--- RECORDS FOR THE EXERCISE ---

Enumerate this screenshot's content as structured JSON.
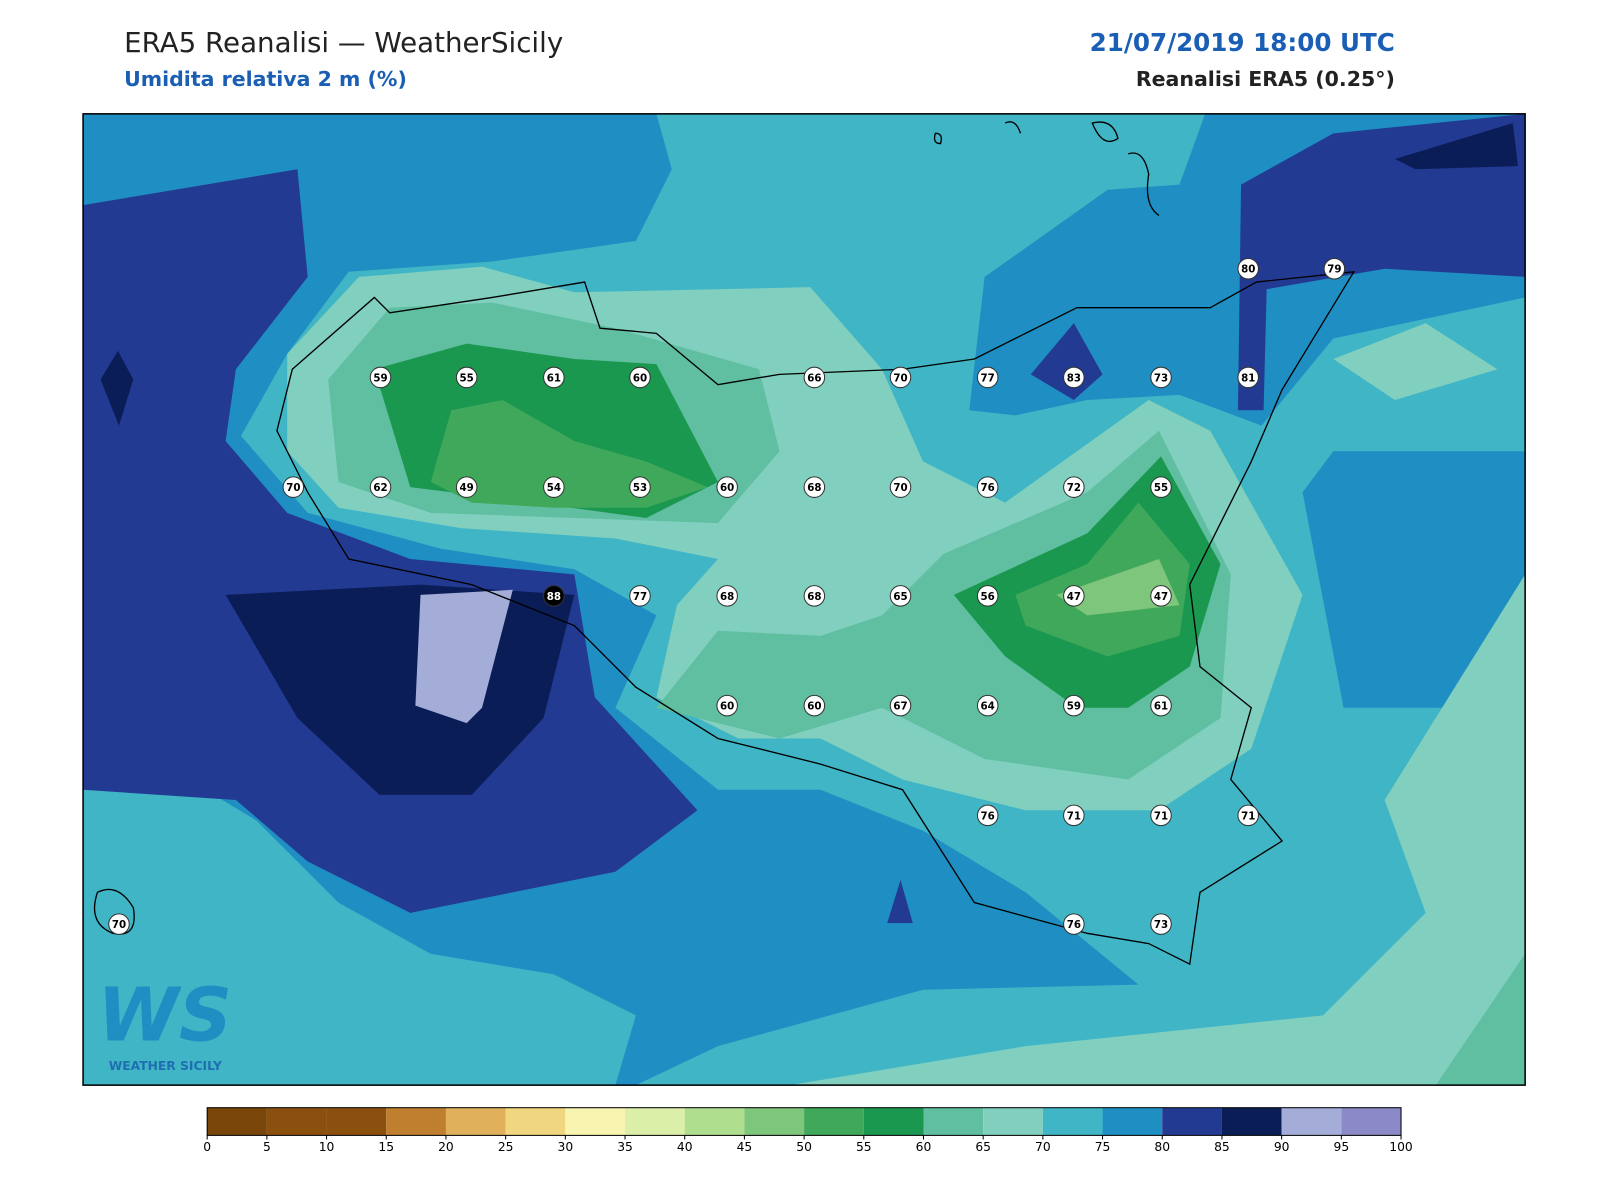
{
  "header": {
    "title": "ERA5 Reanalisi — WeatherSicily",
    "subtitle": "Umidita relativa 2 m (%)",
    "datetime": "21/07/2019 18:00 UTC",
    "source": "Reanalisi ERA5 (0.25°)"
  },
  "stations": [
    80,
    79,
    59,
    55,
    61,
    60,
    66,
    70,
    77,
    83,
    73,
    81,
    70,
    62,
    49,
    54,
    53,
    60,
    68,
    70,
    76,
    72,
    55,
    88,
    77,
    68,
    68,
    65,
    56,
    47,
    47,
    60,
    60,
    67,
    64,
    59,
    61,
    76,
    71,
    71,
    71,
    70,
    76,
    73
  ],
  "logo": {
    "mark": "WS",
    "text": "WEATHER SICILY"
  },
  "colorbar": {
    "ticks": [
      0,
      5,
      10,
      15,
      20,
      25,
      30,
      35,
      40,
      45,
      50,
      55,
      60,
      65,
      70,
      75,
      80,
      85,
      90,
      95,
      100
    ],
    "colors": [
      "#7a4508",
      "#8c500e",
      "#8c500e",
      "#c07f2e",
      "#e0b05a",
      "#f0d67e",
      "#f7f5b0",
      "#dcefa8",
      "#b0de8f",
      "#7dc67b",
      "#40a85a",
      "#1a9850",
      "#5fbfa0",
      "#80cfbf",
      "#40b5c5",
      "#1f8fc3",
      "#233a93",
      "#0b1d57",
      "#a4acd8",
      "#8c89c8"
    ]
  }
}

---

AIM OF THE TASK. Extract lines where the string "Reanalisi" occurs.

OUTPUT OF THE TASK.
    "title": "ERA5 Reanalisi — WeatherSicily",
    "source": "Reanalisi ERA5 (0.25°)"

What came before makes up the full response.